Records contained in a dataset
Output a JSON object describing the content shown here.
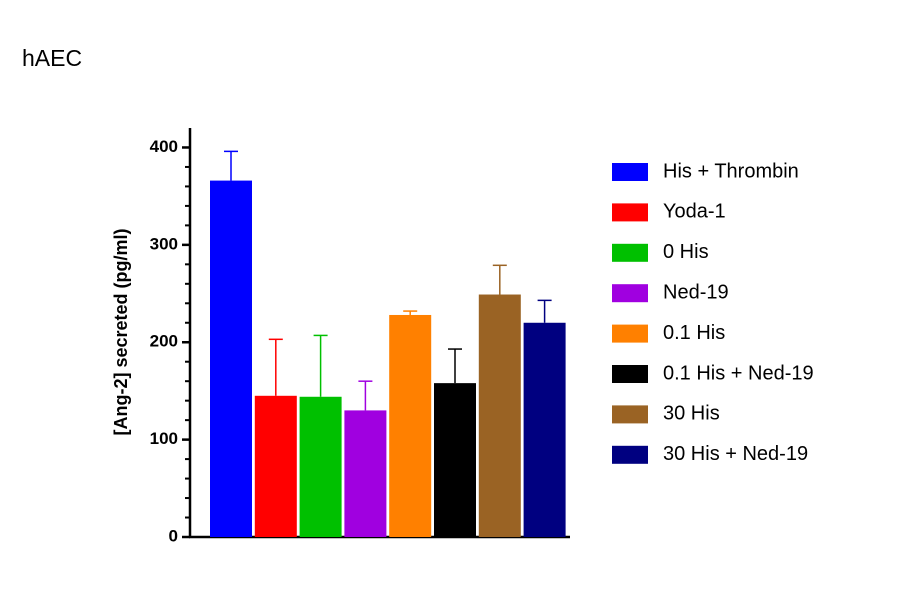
{
  "chart_data": {
    "type": "bar",
    "title": "hAEC",
    "y_label": "[Ang-2] secreted (pg/ml)",
    "ylim": [
      0,
      420
    ],
    "yticks": [
      0,
      100,
      200,
      300,
      400
    ],
    "yminorticks": [
      20,
      40,
      60,
      80,
      120,
      140,
      160,
      180,
      220,
      240,
      260,
      280,
      320,
      340,
      360,
      380
    ],
    "grid": false,
    "legend": "right",
    "series": [
      {
        "name": "His + Thrombin",
        "color": "#0000ff",
        "values": [
          366
        ],
        "errors": [
          30
        ]
      },
      {
        "name": "Yoda-1",
        "color": "#ff0000",
        "values": [
          145
        ],
        "errors": [
          58
        ]
      },
      {
        "name": "0 His",
        "color": "#00c000",
        "values": [
          144
        ],
        "errors": [
          63
        ]
      },
      {
        "name": "Ned-19",
        "color": "#a000e0",
        "values": [
          130
        ],
        "errors": [
          30
        ]
      },
      {
        "name": "0.1 His",
        "color": "#ff8000",
        "values": [
          228
        ],
        "errors": [
          4
        ]
      },
      {
        "name": "0.1 His + Ned-19",
        "color": "#000000",
        "values": [
          158
        ],
        "errors": [
          35
        ]
      },
      {
        "name": "30 His",
        "color": "#9a6324",
        "values": [
          249
        ],
        "errors": [
          30
        ]
      },
      {
        "name": "30 His + Ned-19",
        "color": "#000080",
        "values": [
          220
        ],
        "errors": [
          23
        ]
      }
    ]
  }
}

**STATED PROBLEM**
Pictures are not part of the copy; output everything else in the records exactly.

**OUTPUT**
Output a JSON object describing the content shown here.
{
  "chart_data": {
    "type": "bar",
    "title": "hAEC",
    "y_label": "[Ang-2] secreted (pg/ml)",
    "ylim": [
      0,
      420
    ],
    "yticks": [
      0,
      100,
      200,
      300,
      400
    ],
    "yminorticks": [
      20,
      40,
      60,
      80,
      120,
      140,
      160,
      180,
      220,
      240,
      260,
      280,
      320,
      340,
      360,
      380
    ],
    "grid": false,
    "legend": "right",
    "series": [
      {
        "name": "His + Thrombin",
        "color": "#0000ff",
        "values": [
          366
        ],
        "errors": [
          30
        ]
      },
      {
        "name": "Yoda-1",
        "color": "#ff0000",
        "values": [
          145
        ],
        "errors": [
          58
        ]
      },
      {
        "name": "0 His",
        "color": "#00c000",
        "values": [
          144
        ],
        "errors": [
          63
        ]
      },
      {
        "name": "Ned-19",
        "color": "#a000e0",
        "values": [
          130
        ],
        "errors": [
          30
        ]
      },
      {
        "name": "0.1 His",
        "color": "#ff8000",
        "values": [
          228
        ],
        "errors": [
          4
        ]
      },
      {
        "name": "0.1 His + Ned-19",
        "color": "#000000",
        "values": [
          158
        ],
        "errors": [
          35
        ]
      },
      {
        "name": "30 His",
        "color": "#9a6324",
        "values": [
          249
        ],
        "errors": [
          30
        ]
      },
      {
        "name": "30 His + Ned-19",
        "color": "#000080",
        "values": [
          220
        ],
        "errors": [
          23
        ]
      }
    ]
  }
}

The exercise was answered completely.